Carry none of the pictures over; set down the material below exactly.

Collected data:
________
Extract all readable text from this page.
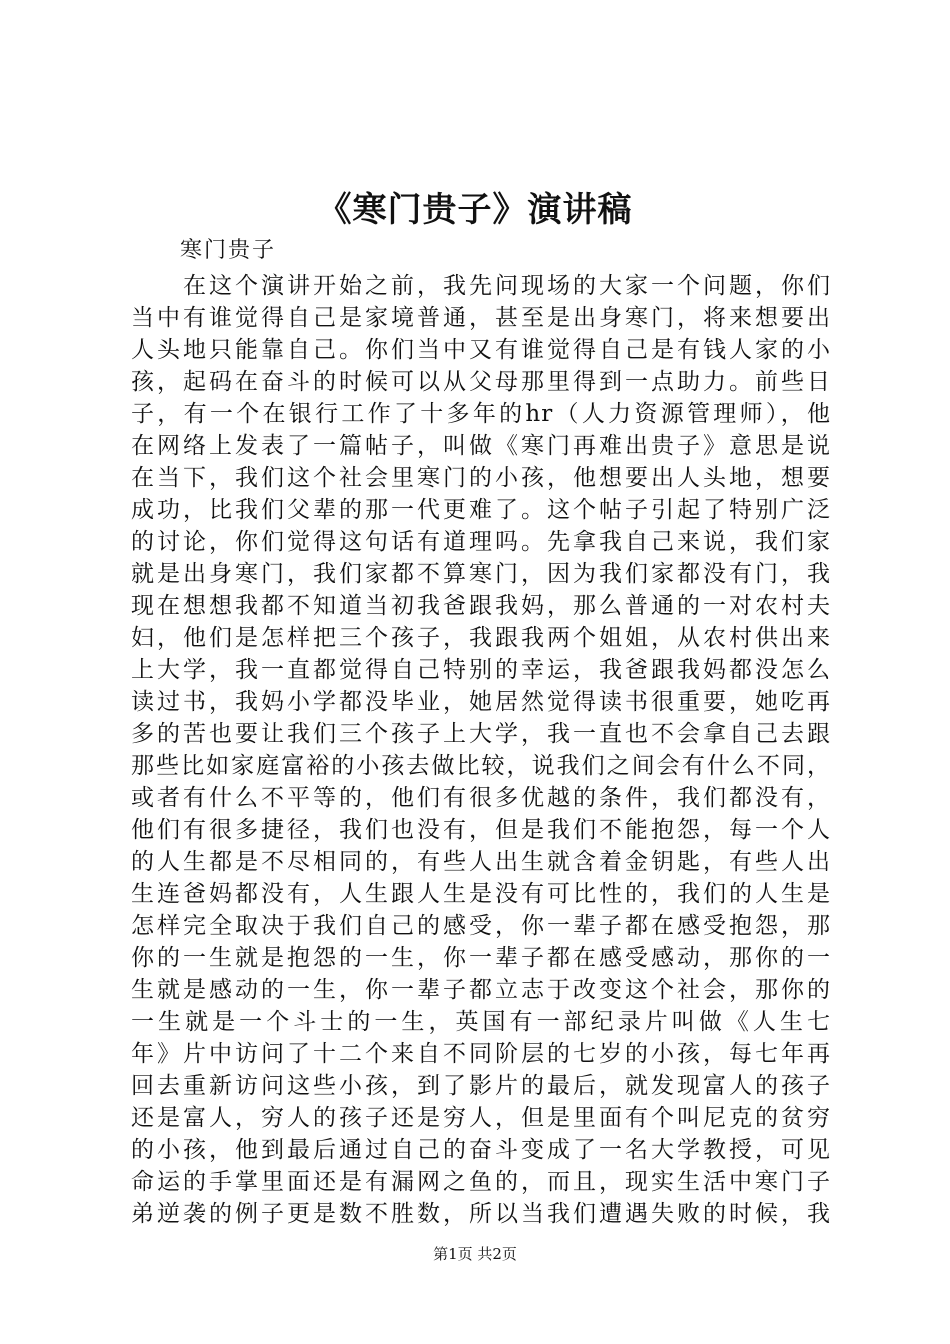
《寒门贵子》演讲稿
寒门贵子
在这个演讲开始之前，我先问现场的大家一个问题，你们
当中有谁觉得自己是家境普通，甚至是出身寒门，将来想要出
人头地只能靠自己。你们当中又有谁觉得自己是有钱人家的小
孩，起码在奋斗的时候可以从父母那里得到一点助力。前些日
子，有一个在银行工作了十多年的hr（人力资源管理师），他
在网络上发表了一篇帖子，叫做《寒门再难出贵子》意思是说
在当下，我们这个社会里寒门的小孩，他想要出人头地，想要
成功，比我们父辈的那一代更难了。这个帖子引起了特别广泛
的讨论，你们觉得这句话有道理吗。先拿我自己来说，我们家
就是出身寒门，我们家都不算寒门，因为我们家都没有门，我
现在想想我都不知道当初我爸跟我妈，那么普通的一对农村夫
妇，他们是怎样把三个孩子，我跟我两个姐姐，从农村供出来
上大学，我一直都觉得自己特别的幸运，我爸跟我妈都没怎么
读过书，我妈小学都没毕业，她居然觉得读书很重要，她吃再
多的苦也要让我们三个孩子上大学，我一直也不会拿自己去跟
那些比如家庭富裕的小孩去做比较，说我们之间会有什么不同，
或者有什么不平等的，他们有很多优越的条件，我们都没有，
他们有很多捷径，我们也没有，但是我们不能抱怨，每一个人
的人生都是不尽相同的，有些人出生就含着金钥匙，有些人出
生连爸妈都没有，人生跟人生是没有可比性的，我们的人生是
怎样完全取决于我们自己的感受，你一辈子都在感受抱怨，那
你的一生就是抱怨的一生，你一辈子都在感受感动，那你的一
生就是感动的一生，你一辈子都立志于改变这个社会，那你的
一生就是一个斗士的一生，英国有一部纪录片叫做《人生七
年》片中访问了十二个来自不同阶层的七岁的小孩，每七年再
回去重新访问这些小孩，到了影片的最后，就发现富人的孩子
还是富人，穷人的孩子还是穷人，但是里面有个叫尼克的贫穷
的小孩，他到最后通过自己的奋斗变成了一名大学教授，可见
命运的手掌里面还是有漏网之鱼的，而且，现实生活中寒门子
弟逆袭的例子更是数不胜数，所以当我们遭遇失败的时候，我
第1页 共2页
________
> ANSWER IN FULL
Extract all readable text from this page.
《寒门贵子》演讲稿
寒门贵子
在这个演讲开始之前，我先问现场的大家一个问题，你们
当中有谁觉得自己是家境普通，甚至是出身寒门，将来想要出
人头地只能靠自己。你们当中又有谁觉得自己是有钱人家的小
孩，起码在奋斗的时候可以从父母那里得到一点助力。前些日
子，有一个在银行工作了十多年的hr（人力资源管理师），他
在网络上发表了一篇帖子，叫做《寒门再难出贵子》意思是说
在当下，我们这个社会里寒门的小孩，他想要出人头地，想要
成功，比我们父辈的那一代更难了。这个帖子引起了特别广泛
的讨论，你们觉得这句话有道理吗。先拿我自己来说，我们家
就是出身寒门，我们家都不算寒门，因为我们家都没有门，我
现在想想我都不知道当初我爸跟我妈，那么普通的一对农村夫
妇，他们是怎样把三个孩子，我跟我两个姐姐，从农村供出来
上大学，我一直都觉得自己特别的幸运，我爸跟我妈都没怎么
读过书，我妈小学都没毕业，她居然觉得读书很重要，她吃再
多的苦也要让我们三个孩子上大学，我一直也不会拿自己去跟
那些比如家庭富裕的小孩去做比较，说我们之间会有什么不同，
或者有什么不平等的，他们有很多优越的条件，我们都没有，
他们有很多捷径，我们也没有，但是我们不能抱怨，每一个人
的人生都是不尽相同的，有些人出生就含着金钥匙，有些人出
生连爸妈都没有，人生跟人生是没有可比性的，我们的人生是
怎样完全取决于我们自己的感受，你一辈子都在感受抱怨，那
你的一生就是抱怨的一生，你一辈子都在感受感动，那你的一
生就是感动的一生，你一辈子都立志于改变这个社会，那你的
一生就是一个斗士的一生，英国有一部纪录片叫做《人生七
年》片中访问了十二个来自不同阶层的七岁的小孩，每七年再
回去重新访问这些小孩，到了影片的最后，就发现富人的孩子
还是富人，穷人的孩子还是穷人，但是里面有个叫尼克的贫穷
的小孩，他到最后通过自己的奋斗变成了一名大学教授，可见
命运的手掌里面还是有漏网之鱼的，而且，现实生活中寒门子
弟逆袭的例子更是数不胜数，所以当我们遭遇失败的时候，我
第1页 共2页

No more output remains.